__Entries supplied__.
--- Start ---

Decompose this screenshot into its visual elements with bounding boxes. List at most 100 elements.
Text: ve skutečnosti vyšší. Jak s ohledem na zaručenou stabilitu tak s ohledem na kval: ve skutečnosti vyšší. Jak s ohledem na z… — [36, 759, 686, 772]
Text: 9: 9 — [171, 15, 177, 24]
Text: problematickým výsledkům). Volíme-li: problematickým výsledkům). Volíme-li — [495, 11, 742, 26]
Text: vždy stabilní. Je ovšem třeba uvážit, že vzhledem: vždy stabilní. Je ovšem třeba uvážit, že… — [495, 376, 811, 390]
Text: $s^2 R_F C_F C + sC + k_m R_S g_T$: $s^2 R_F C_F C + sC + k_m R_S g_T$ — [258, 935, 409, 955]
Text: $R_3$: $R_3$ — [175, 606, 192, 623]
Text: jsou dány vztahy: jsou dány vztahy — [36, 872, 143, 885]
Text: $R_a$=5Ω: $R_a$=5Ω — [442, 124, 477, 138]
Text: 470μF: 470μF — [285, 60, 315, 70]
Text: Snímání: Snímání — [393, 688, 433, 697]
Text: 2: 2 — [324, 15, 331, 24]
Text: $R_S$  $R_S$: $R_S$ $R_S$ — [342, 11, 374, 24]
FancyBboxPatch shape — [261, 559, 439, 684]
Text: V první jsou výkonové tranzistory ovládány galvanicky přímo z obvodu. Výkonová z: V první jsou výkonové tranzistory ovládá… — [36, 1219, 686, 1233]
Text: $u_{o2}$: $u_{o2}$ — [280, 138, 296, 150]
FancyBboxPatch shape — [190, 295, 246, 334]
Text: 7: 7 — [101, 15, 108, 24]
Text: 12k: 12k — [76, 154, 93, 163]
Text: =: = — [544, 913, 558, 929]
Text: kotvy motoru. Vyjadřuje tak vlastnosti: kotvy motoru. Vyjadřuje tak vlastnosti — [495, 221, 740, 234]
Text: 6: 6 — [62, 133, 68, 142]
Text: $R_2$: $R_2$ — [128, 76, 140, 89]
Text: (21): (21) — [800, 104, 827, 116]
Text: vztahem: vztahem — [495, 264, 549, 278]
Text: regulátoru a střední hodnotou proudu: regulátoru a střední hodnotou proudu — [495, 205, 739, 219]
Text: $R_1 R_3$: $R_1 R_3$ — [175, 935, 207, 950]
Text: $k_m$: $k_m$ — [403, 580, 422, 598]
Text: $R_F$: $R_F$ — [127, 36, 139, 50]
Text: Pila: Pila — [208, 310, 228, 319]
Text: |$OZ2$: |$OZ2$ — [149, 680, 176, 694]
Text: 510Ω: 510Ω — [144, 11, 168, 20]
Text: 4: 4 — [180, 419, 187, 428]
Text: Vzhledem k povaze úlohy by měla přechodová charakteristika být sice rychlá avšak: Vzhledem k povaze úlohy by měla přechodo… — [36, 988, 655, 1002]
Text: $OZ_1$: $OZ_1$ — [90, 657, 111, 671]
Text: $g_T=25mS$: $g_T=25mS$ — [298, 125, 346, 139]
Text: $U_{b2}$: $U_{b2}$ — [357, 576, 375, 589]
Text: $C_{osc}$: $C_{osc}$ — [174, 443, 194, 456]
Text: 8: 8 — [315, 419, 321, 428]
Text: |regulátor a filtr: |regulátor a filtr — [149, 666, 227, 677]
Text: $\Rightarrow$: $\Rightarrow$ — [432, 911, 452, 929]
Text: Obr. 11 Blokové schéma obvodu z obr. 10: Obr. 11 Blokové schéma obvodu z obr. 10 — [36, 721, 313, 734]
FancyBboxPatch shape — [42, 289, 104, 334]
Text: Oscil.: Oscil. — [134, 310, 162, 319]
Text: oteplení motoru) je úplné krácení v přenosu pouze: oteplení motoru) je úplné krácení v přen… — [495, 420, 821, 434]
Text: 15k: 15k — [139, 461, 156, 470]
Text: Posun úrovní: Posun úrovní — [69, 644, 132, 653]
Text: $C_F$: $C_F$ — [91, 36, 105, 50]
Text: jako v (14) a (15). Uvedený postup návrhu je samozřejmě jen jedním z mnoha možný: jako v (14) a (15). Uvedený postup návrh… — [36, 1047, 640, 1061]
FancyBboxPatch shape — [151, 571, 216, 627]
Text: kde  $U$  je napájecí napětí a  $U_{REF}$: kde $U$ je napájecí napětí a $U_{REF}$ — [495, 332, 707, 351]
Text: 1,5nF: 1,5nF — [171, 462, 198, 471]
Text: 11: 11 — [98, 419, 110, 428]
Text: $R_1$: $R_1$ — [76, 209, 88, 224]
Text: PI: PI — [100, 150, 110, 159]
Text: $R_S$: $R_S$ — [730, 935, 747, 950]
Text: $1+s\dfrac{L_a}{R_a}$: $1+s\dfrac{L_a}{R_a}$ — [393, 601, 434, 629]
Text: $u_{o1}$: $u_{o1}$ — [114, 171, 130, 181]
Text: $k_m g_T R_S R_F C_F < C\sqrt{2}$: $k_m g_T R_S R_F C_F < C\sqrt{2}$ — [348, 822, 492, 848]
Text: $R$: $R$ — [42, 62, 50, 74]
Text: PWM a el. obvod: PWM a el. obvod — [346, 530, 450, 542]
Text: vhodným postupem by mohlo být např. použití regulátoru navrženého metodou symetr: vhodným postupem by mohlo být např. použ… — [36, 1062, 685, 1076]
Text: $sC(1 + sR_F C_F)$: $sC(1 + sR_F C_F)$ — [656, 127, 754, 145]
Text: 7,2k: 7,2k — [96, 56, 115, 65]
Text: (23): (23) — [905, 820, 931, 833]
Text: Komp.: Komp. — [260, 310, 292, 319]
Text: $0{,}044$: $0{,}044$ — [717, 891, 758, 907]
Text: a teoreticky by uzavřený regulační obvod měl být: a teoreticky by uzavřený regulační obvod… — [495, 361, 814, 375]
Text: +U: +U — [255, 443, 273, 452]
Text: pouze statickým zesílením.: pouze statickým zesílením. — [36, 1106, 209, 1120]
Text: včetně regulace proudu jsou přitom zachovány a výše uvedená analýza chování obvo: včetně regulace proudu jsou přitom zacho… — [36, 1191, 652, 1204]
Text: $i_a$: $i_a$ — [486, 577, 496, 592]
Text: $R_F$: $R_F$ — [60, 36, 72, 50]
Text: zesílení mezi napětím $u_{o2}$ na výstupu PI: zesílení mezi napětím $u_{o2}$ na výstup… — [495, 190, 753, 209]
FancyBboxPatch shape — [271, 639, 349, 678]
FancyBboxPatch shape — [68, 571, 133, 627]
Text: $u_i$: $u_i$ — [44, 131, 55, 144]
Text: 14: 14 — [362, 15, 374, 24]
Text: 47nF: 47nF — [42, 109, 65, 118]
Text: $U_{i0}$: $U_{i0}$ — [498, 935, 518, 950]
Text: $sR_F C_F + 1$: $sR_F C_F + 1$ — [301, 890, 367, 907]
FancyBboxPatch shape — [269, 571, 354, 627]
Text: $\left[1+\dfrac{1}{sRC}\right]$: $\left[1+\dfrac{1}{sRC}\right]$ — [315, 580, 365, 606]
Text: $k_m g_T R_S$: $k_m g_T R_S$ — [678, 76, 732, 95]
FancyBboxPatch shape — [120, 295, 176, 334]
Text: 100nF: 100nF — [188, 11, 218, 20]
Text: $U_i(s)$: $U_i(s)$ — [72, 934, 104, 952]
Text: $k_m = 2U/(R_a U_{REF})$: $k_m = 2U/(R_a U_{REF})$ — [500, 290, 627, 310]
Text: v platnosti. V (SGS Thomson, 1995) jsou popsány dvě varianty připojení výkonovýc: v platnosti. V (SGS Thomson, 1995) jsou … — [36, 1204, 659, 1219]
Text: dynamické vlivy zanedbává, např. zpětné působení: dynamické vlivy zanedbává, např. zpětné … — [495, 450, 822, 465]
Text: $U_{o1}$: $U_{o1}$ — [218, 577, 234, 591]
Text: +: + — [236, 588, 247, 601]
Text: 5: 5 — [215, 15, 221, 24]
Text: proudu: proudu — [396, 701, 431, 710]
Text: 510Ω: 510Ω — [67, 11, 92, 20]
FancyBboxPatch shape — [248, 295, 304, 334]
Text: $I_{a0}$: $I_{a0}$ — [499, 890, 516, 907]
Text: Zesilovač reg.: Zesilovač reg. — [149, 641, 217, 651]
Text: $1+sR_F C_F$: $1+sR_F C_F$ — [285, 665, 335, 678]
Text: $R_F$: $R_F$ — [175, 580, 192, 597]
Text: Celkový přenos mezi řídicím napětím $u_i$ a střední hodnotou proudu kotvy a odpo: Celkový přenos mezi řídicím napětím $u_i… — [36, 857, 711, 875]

--- End ---

__Set task__. Copy the records word for word, from their first line down to and including the line that contains "Text: ve skutečnosti".

__Task response__.
Decompose this screenshot into its visual elements with bounding boxes. List at most 100 elements.
Text: ve skutečnosti vyšší. Jak s ohledem na zaručenou stabilitu tak s ohledem na kval: ve skutečnosti vyšší. Jak s ohledem na z… — [36, 759, 686, 772]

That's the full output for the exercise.